The problem
Repeat the full listing, word for word.
>> Start Task data
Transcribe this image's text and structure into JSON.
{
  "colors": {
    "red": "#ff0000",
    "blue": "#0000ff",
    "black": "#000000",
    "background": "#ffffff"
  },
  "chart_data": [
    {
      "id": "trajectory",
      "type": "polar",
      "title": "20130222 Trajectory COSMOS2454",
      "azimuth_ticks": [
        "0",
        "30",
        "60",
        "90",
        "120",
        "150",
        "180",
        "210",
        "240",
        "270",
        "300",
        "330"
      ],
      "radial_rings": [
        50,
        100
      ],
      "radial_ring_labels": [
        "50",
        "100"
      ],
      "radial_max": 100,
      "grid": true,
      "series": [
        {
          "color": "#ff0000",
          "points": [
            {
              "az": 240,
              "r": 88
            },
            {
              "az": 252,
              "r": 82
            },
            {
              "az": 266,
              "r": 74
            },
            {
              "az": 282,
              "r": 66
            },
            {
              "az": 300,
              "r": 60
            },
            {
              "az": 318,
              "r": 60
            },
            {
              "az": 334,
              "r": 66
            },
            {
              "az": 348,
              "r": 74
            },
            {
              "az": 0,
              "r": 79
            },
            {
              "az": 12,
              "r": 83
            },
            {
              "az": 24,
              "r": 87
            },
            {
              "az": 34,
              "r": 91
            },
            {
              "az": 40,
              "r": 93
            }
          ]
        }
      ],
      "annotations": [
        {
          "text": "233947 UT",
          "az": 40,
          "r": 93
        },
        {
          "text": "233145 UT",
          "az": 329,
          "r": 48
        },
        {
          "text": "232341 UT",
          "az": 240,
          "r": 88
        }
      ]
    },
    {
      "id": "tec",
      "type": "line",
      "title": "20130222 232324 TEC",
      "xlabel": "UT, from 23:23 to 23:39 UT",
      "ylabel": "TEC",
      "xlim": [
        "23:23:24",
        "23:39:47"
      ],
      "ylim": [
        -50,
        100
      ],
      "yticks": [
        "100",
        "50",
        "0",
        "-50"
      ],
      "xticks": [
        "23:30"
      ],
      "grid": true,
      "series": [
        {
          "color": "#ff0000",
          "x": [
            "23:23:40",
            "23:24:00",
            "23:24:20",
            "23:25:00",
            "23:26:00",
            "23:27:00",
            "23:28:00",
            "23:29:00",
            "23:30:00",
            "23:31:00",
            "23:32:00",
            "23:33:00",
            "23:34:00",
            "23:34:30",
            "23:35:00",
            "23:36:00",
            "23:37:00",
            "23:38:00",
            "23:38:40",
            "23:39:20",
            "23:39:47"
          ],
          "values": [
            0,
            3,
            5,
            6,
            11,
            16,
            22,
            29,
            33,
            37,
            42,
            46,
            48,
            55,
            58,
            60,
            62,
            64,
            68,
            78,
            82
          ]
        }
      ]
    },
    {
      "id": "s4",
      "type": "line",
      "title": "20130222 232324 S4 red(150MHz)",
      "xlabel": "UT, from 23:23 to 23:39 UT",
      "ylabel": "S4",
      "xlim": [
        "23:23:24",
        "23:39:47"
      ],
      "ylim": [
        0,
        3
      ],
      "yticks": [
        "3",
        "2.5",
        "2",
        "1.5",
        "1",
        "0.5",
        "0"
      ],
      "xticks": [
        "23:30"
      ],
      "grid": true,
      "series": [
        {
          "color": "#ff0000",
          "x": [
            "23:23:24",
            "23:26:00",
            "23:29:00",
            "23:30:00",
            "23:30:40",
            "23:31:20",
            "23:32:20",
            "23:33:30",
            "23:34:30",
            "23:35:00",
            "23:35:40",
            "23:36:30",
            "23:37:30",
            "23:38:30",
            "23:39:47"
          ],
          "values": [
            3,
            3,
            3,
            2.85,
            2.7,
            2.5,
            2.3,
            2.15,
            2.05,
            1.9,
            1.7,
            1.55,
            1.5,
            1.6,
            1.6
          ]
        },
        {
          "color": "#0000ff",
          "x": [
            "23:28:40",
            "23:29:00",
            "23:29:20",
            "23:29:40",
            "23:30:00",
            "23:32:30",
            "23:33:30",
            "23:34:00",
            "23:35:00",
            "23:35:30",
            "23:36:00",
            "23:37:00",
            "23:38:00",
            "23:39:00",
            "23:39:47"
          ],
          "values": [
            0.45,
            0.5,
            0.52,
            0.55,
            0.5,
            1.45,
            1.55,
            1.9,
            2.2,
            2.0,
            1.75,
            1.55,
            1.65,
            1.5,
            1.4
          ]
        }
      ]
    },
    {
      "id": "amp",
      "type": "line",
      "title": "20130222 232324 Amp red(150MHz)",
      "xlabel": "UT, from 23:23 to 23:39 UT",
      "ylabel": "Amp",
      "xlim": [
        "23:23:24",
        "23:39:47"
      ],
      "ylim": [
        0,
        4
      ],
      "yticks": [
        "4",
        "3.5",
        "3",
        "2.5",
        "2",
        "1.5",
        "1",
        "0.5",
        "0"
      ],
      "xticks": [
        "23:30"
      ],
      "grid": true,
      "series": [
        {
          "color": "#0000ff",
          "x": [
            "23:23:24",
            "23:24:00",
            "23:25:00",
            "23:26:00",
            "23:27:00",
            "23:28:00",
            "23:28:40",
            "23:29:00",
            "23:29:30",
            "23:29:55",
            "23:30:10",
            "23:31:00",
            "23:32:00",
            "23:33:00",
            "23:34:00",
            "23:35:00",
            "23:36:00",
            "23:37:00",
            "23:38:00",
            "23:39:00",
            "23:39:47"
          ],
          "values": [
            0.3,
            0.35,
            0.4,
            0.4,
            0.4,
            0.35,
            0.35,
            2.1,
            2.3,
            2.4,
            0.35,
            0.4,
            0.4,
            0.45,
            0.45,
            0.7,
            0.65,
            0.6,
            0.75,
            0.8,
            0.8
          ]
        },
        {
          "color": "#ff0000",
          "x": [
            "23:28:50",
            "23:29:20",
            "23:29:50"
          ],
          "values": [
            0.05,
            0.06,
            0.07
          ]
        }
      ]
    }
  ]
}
>> End Task data
Response below
Transcribe this image's text and structure into JSON.
{
  "colors": {
    "red": "#ff0000",
    "blue": "#0000ff",
    "black": "#000000",
    "background": "#ffffff"
  },
  "chart_data": [
    {
      "id": "trajectory",
      "type": "polar",
      "title": "20130222 Trajectory COSMOS2454",
      "azimuth_ticks": [
        "0",
        "30",
        "60",
        "90",
        "120",
        "150",
        "180",
        "210",
        "240",
        "270",
        "300",
        "330"
      ],
      "radial_rings": [
        50,
        100
      ],
      "radial_ring_labels": [
        "50",
        "100"
      ],
      "radial_max": 100,
      "grid": true,
      "series": [
        {
          "color": "#ff0000",
          "points": [
            {
              "az": 240,
              "r": 88
            },
            {
              "az": 252,
              "r": 82
            },
            {
              "az": 266,
              "r": 74
            },
            {
              "az": 282,
              "r": 66
            },
            {
              "az": 300,
              "r": 60
            },
            {
              "az": 318,
              "r": 60
            },
            {
              "az": 334,
              "r": 66
            },
            {
              "az": 348,
              "r": 74
            },
            {
              "az": 0,
              "r": 79
            },
            {
              "az": 12,
              "r": 83
            },
            {
              "az": 24,
              "r": 87
            },
            {
              "az": 34,
              "r": 91
            },
            {
              "az": 40,
              "r": 93
            }
          ]
        }
      ],
      "annotations": [
        {
          "text": "233947 UT",
          "az": 40,
          "r": 93
        },
        {
          "text": "233145 UT",
          "az": 329,
          "r": 48
        },
        {
          "text": "232341 UT",
          "az": 240,
          "r": 88
        }
      ]
    },
    {
      "id": "tec",
      "type": "line",
      "title": "20130222 232324 TEC",
      "xlabel": "UT, from 23:23 to 23:39 UT",
      "ylabel": "TEC",
      "xlim": [
        "23:23:24",
        "23:39:47"
      ],
      "ylim": [
        -50,
        100
      ],
      "yticks": [
        "100",
        "50",
        "0",
        "-50"
      ],
      "xticks": [
        "23:30"
      ],
      "grid": true,
      "series": [
        {
          "color": "#ff0000",
          "x": [
            "23:23:40",
            "23:24:00",
            "23:24:20",
            "23:25:00",
            "23:26:00",
            "23:27:00",
            "23:28:00",
            "23:29:00",
            "23:30:00",
            "23:31:00",
            "23:32:00",
            "23:33:00",
            "23:34:00",
            "23:34:30",
            "23:35:00",
            "23:36:00",
            "23:37:00",
            "23:38:00",
            "23:38:40",
            "23:39:20",
            "23:39:47"
          ],
          "values": [
            0,
            3,
            5,
            6,
            11,
            16,
            22,
            29,
            33,
            37,
            42,
            46,
            48,
            55,
            58,
            60,
            62,
            64,
            68,
            78,
            82
          ]
        }
      ]
    },
    {
      "id": "s4",
      "type": "line",
      "title": "20130222 232324 S4 red(150MHz)",
      "xlabel": "UT, from 23:23 to 23:39 UT",
      "ylabel": "S4",
      "xlim": [
        "23:23:24",
        "23:39:47"
      ],
      "ylim": [
        0,
        3
      ],
      "yticks": [
        "3",
        "2.5",
        "2",
        "1.5",
        "1",
        "0.5",
        "0"
      ],
      "xticks": [
        "23:30"
      ],
      "grid": true,
      "series": [
        {
          "color": "#ff0000",
          "x": [
            "23:23:24",
            "23:26:00",
            "23:29:00",
            "23:30:00",
            "23:30:40",
            "23:31:20",
            "23:32:20",
            "23:33:30",
            "23:34:30",
            "23:35:00",
            "23:35:40",
            "23:36:30",
            "23:37:30",
            "23:38:30",
            "23:39:47"
          ],
          "values": [
            3,
            3,
            3,
            2.85,
            2.7,
            2.5,
            2.3,
            2.15,
            2.05,
            1.9,
            1.7,
            1.55,
            1.5,
            1.6,
            1.6
          ]
        },
        {
          "color": "#0000ff",
          "x": [
            "23:28:40",
            "23:29:00",
            "23:29:20",
            "23:29:40",
            "23:30:00",
            "23:32:30",
            "23:33:30",
            "23:34:00",
            "23:35:00",
            "23:35:30",
            "23:36:00",
            "23:37:00",
            "23:38:00",
            "23:39:00",
            "23:39:47"
          ],
          "values": [
            0.45,
            0.5,
            0.52,
            0.55,
            0.5,
            1.45,
            1.55,
            1.9,
            2.2,
            2.0,
            1.75,
            1.55,
            1.65,
            1.5,
            1.4
          ]
        }
      ]
    },
    {
      "id": "amp",
      "type": "line",
      "title": "20130222 232324 Amp red(150MHz)",
      "xlabel": "UT, from 23:23 to 23:39 UT",
      "ylabel": "Amp",
      "xlim": [
        "23:23:24",
        "23:39:47"
      ],
      "ylim": [
        0,
        4
      ],
      "yticks": [
        "4",
        "3.5",
        "3",
        "2.5",
        "2",
        "1.5",
        "1",
        "0.5",
        "0"
      ],
      "xticks": [
        "23:30"
      ],
      "grid": true,
      "series": [
        {
          "color": "#0000ff",
          "x": [
            "23:23:24",
            "23:24:00",
            "23:25:00",
            "23:26:00",
            "23:27:00",
            "23:28:00",
            "23:28:40",
            "23:29:00",
            "23:29:30",
            "23:29:55",
            "23:30:10",
            "23:31:00",
            "23:32:00",
            "23:33:00",
            "23:34:00",
            "23:35:00",
            "23:36:00",
            "23:37:00",
            "23:38:00",
            "23:39:00",
            "23:39:47"
          ],
          "values": [
            0.3,
            0.35,
            0.4,
            0.4,
            0.4,
            0.35,
            0.35,
            2.1,
            2.3,
            2.4,
            0.35,
            0.4,
            0.4,
            0.45,
            0.45,
            0.7,
            0.65,
            0.6,
            0.75,
            0.8,
            0.8
          ]
        },
        {
          "color": "#ff0000",
          "x": [
            "23:28:50",
            "23:29:20",
            "23:29:50"
          ],
          "values": [
            0.05,
            0.06,
            0.07
          ]
        }
      ]
    }
  ]
}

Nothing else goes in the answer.